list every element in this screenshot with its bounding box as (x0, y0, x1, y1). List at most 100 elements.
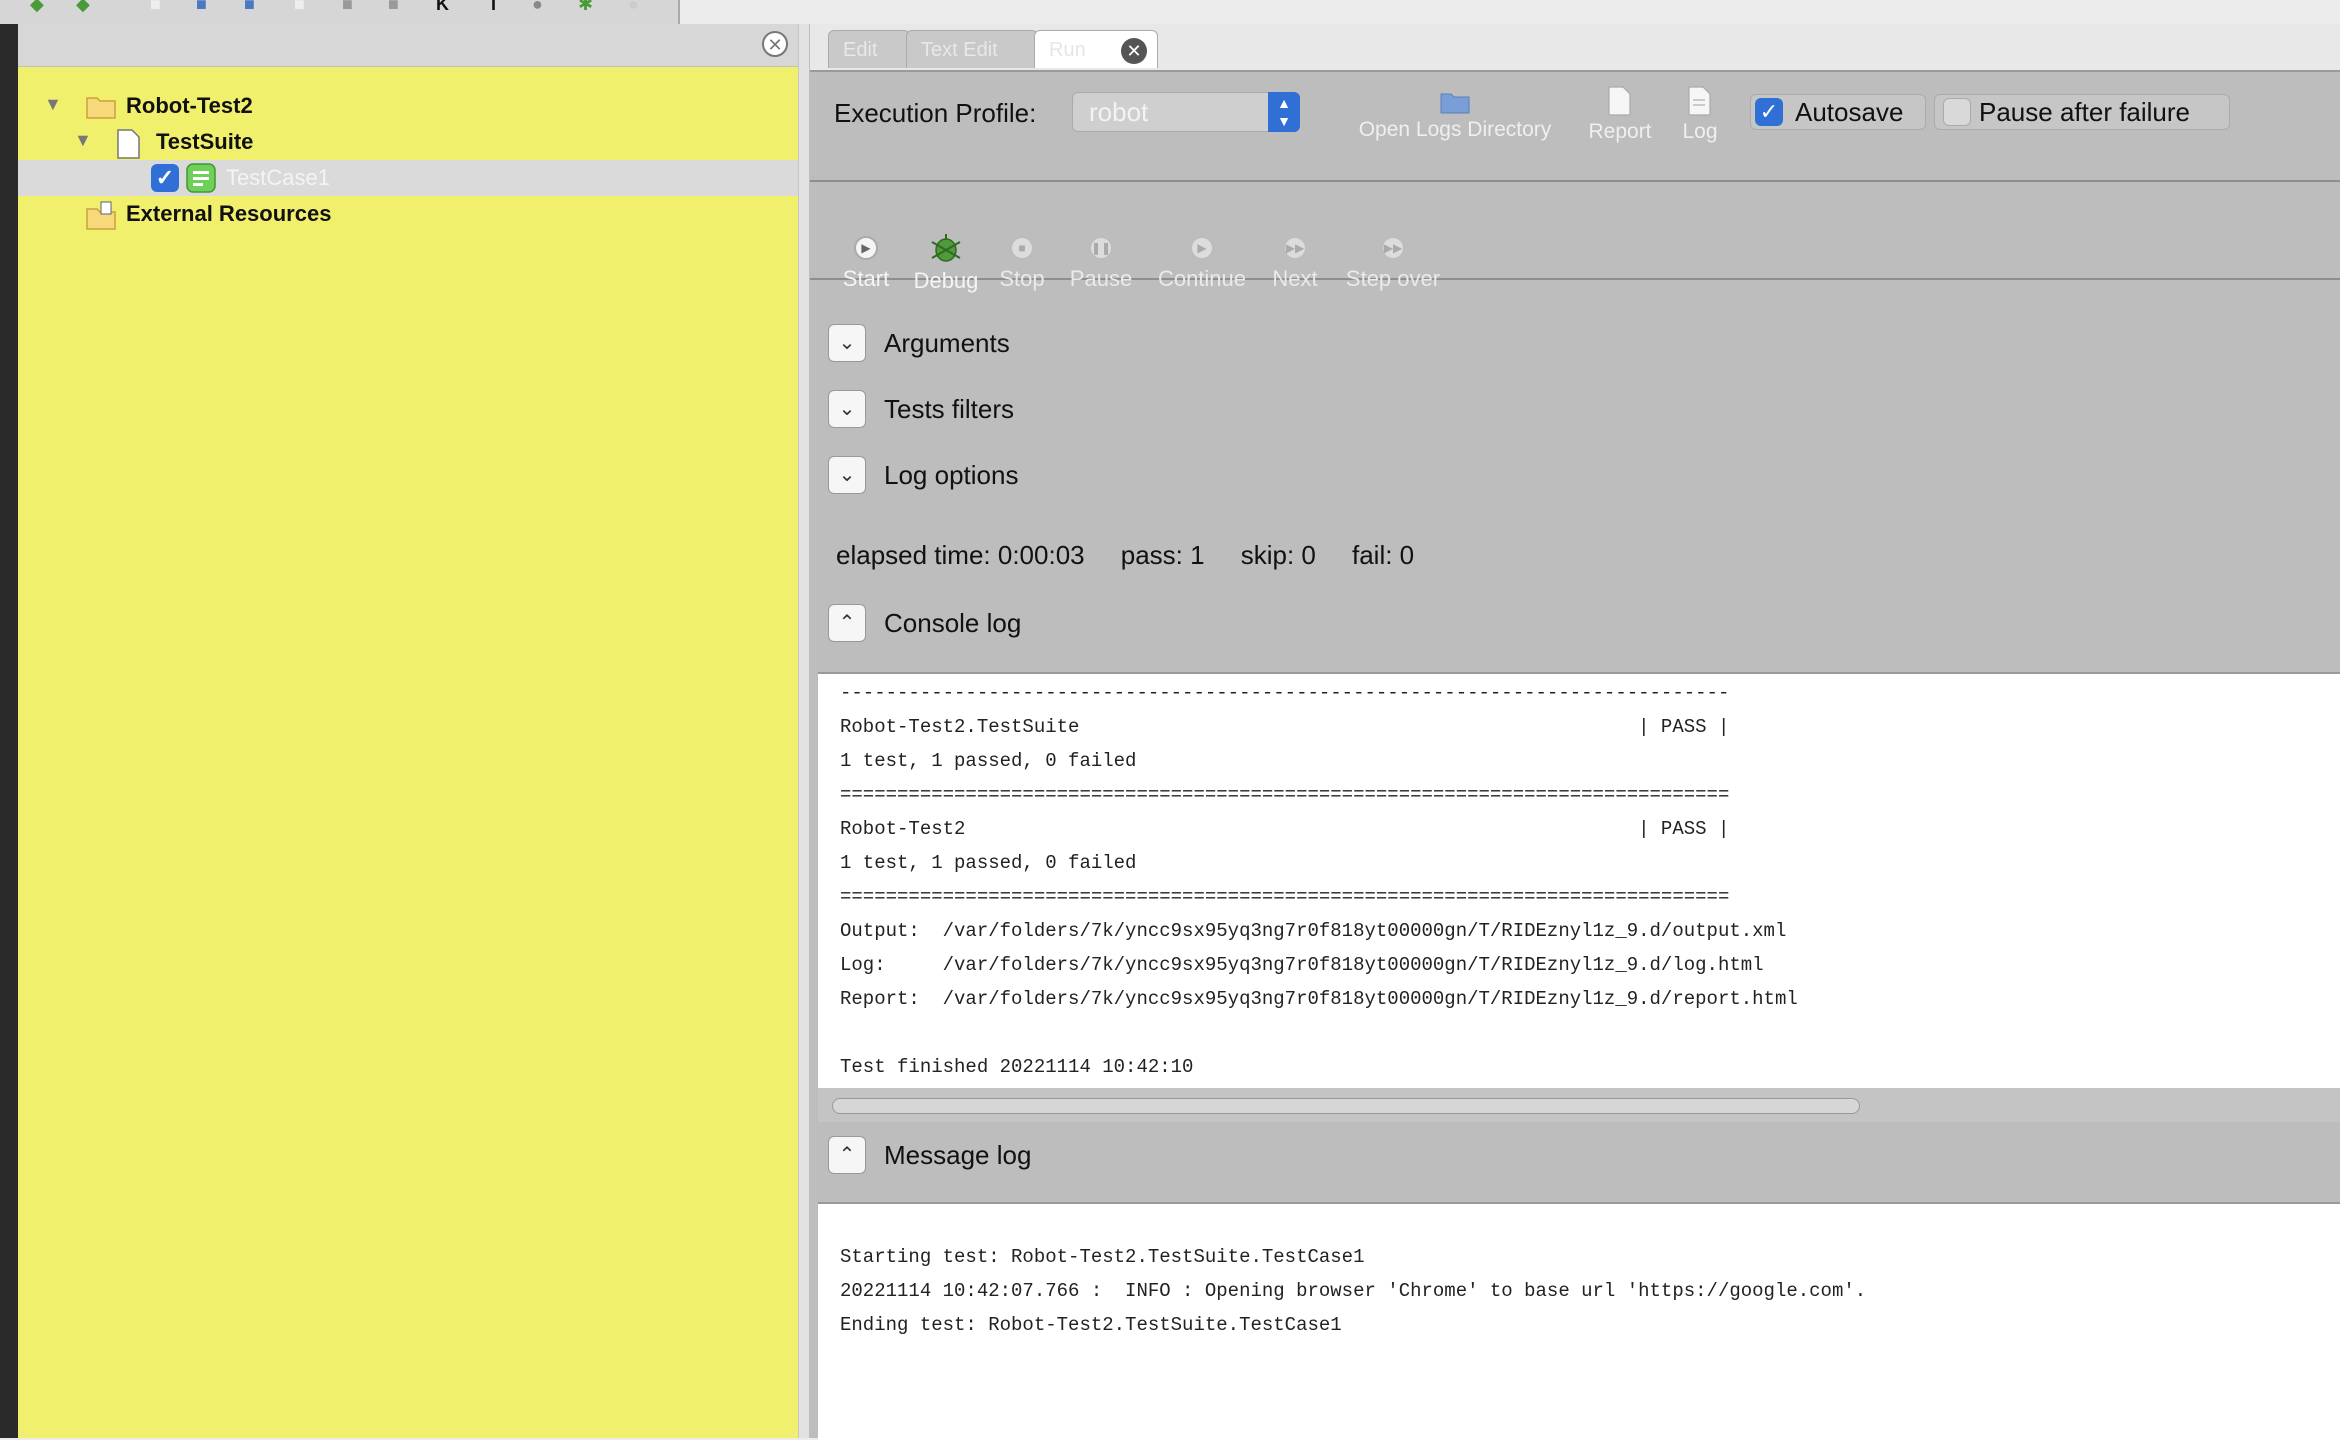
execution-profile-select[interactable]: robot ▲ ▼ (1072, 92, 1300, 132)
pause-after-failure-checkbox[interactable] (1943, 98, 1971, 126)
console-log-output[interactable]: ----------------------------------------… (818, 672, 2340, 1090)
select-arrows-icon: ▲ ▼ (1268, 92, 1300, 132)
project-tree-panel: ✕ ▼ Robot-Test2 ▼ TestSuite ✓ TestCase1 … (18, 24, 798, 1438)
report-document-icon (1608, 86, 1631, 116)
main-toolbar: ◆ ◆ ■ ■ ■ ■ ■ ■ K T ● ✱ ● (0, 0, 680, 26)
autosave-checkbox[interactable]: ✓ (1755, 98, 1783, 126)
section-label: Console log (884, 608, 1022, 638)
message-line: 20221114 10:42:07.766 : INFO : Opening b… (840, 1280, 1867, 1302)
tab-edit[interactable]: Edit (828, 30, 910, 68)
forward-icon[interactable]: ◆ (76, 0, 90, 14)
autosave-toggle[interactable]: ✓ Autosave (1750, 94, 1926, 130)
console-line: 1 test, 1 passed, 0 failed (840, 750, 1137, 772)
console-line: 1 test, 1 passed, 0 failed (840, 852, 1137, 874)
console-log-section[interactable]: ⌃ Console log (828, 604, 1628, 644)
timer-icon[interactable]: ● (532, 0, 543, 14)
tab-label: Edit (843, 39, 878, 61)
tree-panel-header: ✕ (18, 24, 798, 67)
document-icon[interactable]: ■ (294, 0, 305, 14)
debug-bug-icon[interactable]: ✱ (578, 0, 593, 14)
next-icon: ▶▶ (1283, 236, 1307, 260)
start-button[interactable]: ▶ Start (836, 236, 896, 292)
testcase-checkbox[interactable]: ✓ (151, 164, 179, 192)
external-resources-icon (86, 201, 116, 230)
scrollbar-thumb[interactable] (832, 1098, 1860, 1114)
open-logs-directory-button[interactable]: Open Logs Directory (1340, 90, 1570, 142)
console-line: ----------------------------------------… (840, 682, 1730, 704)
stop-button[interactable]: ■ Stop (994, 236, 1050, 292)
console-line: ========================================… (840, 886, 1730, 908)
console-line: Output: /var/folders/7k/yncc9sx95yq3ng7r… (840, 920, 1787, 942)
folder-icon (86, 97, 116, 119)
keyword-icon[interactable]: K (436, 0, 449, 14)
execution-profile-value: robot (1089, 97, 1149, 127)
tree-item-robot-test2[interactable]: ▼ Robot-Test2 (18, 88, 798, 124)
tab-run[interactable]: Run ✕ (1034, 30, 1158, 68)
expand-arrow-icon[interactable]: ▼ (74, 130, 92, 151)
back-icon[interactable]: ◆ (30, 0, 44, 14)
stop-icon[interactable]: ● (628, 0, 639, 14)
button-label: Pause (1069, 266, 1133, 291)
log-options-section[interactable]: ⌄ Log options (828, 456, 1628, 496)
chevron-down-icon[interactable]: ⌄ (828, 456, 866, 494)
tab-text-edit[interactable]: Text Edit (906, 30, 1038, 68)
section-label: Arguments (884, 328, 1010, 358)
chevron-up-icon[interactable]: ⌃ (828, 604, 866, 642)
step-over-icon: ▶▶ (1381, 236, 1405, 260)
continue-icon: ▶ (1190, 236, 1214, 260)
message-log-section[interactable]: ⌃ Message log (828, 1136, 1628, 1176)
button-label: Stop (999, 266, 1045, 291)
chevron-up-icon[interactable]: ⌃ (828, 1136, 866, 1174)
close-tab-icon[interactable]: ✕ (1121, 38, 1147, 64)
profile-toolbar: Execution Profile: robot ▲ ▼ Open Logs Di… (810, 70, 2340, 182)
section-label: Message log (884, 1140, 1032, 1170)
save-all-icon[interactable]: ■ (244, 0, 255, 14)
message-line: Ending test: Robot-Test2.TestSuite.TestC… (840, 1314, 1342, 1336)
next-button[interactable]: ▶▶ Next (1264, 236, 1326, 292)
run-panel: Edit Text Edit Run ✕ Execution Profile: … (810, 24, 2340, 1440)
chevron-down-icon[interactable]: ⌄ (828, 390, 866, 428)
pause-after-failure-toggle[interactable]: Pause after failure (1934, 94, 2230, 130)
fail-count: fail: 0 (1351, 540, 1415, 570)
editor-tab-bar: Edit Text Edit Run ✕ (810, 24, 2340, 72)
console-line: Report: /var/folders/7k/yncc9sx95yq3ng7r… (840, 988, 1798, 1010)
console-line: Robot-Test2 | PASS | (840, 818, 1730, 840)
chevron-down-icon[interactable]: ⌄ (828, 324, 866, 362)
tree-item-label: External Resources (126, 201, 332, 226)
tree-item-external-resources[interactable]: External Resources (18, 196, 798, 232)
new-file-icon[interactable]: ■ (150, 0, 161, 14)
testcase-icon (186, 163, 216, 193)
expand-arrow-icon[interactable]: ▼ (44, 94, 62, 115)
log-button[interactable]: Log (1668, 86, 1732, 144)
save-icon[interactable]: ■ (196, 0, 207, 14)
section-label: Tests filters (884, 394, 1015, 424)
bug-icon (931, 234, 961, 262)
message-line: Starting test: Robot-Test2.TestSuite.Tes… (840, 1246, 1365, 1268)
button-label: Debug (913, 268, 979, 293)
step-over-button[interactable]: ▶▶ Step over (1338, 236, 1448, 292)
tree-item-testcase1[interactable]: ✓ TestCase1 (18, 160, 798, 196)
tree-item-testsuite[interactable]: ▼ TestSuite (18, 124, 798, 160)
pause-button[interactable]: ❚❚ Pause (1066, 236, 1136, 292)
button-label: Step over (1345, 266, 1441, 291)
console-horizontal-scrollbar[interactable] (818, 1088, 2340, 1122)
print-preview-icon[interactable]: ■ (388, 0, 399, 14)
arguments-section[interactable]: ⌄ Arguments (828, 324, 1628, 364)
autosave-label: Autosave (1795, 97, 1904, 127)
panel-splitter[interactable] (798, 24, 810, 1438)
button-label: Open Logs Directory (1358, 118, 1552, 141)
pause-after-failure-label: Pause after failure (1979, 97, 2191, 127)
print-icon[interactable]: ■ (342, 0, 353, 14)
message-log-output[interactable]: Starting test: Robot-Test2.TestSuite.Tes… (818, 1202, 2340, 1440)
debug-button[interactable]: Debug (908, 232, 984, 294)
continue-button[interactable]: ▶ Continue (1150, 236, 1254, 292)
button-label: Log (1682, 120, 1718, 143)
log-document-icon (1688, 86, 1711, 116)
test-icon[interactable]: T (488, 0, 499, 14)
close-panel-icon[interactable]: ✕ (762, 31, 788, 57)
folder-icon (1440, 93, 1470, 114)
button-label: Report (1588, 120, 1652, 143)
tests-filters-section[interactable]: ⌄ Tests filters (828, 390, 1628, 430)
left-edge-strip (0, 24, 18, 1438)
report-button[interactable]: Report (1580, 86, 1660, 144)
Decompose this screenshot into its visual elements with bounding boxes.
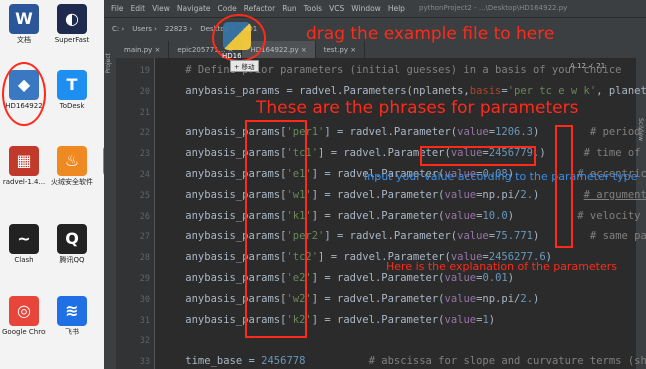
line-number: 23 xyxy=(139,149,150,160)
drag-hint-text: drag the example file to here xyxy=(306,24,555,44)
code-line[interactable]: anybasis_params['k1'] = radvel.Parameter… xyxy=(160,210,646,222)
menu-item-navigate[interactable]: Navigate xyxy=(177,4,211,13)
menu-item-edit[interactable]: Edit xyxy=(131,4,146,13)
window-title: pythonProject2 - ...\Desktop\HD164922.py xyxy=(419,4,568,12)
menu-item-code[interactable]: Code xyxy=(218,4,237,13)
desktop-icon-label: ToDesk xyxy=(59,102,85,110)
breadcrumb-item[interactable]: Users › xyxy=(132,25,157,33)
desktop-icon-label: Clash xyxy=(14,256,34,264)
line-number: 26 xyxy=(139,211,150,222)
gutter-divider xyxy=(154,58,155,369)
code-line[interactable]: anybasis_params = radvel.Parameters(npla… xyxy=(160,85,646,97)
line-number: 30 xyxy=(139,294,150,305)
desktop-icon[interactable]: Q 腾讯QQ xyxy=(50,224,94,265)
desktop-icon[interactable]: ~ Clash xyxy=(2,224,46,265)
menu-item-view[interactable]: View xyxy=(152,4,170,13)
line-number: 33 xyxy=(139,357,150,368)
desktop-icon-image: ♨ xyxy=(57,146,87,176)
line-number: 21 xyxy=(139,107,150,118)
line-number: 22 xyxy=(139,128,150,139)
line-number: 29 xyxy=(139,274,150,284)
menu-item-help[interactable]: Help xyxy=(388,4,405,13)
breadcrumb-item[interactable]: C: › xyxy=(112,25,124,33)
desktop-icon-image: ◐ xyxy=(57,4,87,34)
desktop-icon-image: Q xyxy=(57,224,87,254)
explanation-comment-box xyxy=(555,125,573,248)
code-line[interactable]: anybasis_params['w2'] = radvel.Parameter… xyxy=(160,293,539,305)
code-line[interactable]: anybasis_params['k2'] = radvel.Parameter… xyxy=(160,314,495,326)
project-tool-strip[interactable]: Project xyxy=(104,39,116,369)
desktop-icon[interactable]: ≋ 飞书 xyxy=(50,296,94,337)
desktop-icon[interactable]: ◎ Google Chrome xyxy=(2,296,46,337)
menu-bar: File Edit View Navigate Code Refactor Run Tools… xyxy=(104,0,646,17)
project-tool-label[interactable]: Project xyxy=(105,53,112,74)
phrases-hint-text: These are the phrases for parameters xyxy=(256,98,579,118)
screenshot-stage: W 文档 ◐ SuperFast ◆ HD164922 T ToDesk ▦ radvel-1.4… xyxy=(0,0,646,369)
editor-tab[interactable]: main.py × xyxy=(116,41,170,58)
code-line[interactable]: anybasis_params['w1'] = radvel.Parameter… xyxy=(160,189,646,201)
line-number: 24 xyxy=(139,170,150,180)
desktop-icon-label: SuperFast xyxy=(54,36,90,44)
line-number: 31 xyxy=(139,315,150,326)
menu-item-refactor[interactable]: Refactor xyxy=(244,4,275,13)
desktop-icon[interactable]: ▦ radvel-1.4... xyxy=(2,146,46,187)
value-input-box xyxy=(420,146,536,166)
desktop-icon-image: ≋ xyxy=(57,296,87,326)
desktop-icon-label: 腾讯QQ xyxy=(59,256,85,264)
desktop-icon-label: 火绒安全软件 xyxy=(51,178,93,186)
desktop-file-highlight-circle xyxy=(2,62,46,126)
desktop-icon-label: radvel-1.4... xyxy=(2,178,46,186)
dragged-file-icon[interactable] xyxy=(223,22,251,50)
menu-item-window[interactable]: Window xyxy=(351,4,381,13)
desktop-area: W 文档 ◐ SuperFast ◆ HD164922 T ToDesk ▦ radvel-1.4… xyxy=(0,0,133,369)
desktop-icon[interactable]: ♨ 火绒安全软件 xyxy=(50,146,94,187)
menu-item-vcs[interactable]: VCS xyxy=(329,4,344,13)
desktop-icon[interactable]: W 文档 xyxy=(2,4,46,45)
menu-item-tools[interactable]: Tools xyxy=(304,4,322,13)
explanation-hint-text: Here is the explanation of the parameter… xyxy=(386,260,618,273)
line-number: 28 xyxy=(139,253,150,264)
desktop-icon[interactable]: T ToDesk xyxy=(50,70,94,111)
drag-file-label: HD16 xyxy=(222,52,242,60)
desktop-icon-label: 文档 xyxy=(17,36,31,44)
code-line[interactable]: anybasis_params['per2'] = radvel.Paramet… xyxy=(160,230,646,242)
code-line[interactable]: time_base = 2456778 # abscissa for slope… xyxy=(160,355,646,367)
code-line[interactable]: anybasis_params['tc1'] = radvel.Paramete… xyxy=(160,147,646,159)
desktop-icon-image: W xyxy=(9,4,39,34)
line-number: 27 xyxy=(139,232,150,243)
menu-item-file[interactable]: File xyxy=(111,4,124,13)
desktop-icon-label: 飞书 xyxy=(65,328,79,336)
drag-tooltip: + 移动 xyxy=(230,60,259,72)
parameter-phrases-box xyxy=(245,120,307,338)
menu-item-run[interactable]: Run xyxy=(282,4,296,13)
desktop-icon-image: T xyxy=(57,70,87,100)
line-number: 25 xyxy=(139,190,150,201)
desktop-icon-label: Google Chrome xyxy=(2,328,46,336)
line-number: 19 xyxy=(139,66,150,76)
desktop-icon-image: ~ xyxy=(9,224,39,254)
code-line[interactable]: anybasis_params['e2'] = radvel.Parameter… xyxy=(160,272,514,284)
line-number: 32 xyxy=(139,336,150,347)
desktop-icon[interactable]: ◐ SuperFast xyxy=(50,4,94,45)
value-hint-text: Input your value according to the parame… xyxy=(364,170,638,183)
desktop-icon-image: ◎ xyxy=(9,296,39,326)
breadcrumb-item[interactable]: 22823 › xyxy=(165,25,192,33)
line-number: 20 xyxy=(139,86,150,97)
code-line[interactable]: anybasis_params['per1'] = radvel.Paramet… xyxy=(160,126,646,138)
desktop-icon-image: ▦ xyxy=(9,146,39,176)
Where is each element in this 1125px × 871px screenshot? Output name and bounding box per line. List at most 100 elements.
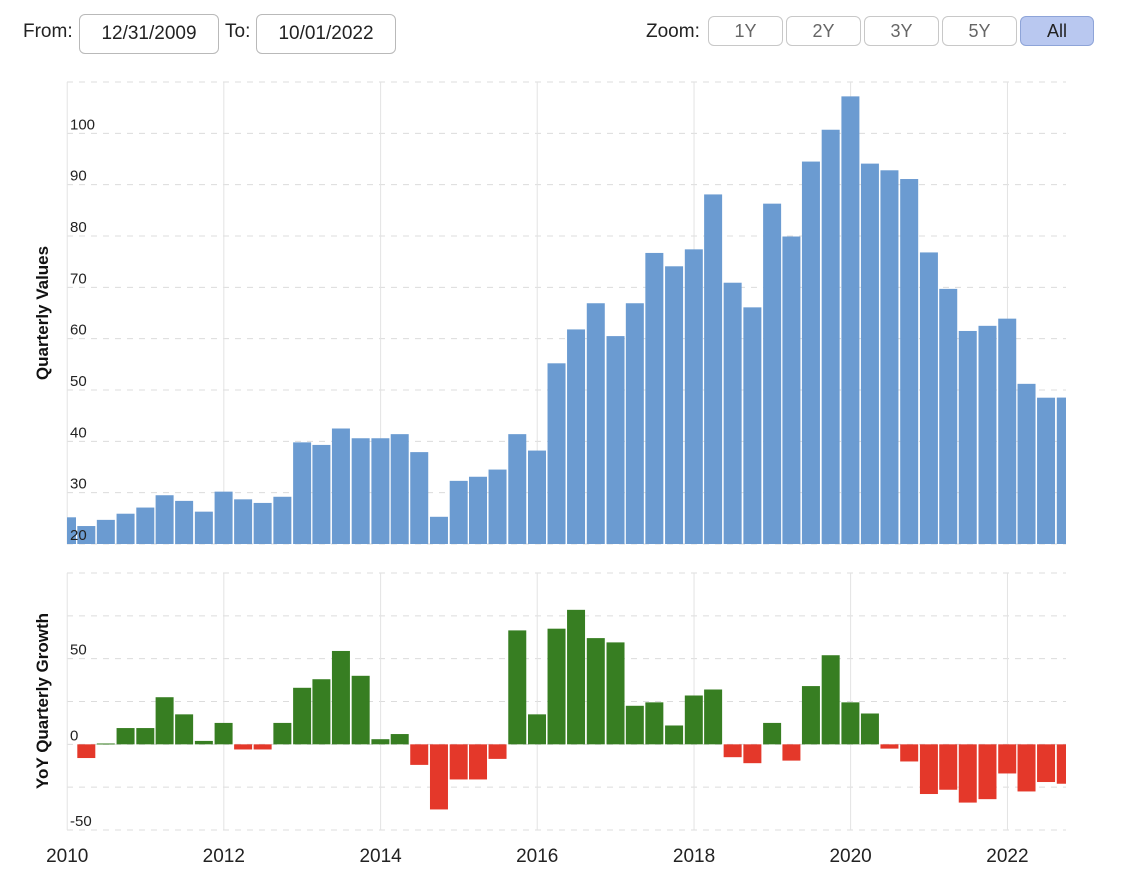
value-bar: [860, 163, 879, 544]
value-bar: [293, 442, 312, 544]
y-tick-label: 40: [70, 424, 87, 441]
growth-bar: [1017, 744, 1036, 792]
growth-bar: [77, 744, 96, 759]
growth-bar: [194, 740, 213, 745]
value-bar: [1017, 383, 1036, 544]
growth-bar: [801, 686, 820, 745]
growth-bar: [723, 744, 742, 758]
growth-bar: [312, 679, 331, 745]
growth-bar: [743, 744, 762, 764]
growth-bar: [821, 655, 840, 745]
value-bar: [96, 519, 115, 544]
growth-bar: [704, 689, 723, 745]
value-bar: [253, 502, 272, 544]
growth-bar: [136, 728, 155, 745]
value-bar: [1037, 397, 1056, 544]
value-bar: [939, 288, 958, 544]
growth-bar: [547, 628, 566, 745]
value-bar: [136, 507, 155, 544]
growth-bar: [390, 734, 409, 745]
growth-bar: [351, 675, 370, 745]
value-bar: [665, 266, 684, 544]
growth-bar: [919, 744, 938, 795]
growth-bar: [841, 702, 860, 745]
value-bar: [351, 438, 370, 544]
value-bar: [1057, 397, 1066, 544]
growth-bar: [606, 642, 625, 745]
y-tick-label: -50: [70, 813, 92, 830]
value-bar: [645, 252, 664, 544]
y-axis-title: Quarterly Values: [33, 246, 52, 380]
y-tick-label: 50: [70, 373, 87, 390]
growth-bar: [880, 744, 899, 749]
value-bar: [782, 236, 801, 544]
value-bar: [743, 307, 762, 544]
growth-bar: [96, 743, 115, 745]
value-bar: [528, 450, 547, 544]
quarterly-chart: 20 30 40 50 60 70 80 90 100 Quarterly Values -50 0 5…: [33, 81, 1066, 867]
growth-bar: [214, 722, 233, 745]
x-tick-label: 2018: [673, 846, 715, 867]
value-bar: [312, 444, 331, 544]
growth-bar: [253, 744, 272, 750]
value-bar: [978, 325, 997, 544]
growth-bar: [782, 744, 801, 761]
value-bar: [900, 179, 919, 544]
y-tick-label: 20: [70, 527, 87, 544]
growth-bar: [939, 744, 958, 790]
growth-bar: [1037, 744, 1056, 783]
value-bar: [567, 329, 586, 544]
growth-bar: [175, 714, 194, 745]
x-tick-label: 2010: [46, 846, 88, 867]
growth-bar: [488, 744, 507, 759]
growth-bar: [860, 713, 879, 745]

**Request**. Print the lines of the records starting at the line that contains "value-bar: [860, 163, 879, 544]" and ending at the line that contains "growth-bar: [743, 744, 762, 764]", exactly as they appear, including both end lines.

**Output for this exercise**.
value-bar: [860, 163, 879, 544]
value-bar: [293, 442, 312, 544]
y-tick-label: 40: [70, 424, 87, 441]
growth-bar: [1017, 744, 1036, 792]
growth-bar: [77, 744, 96, 759]
growth-bar: [194, 740, 213, 745]
value-bar: [1017, 383, 1036, 544]
growth-bar: [801, 686, 820, 745]
growth-bar: [723, 744, 742, 758]
growth-bar: [312, 679, 331, 745]
growth-bar: [743, 744, 762, 764]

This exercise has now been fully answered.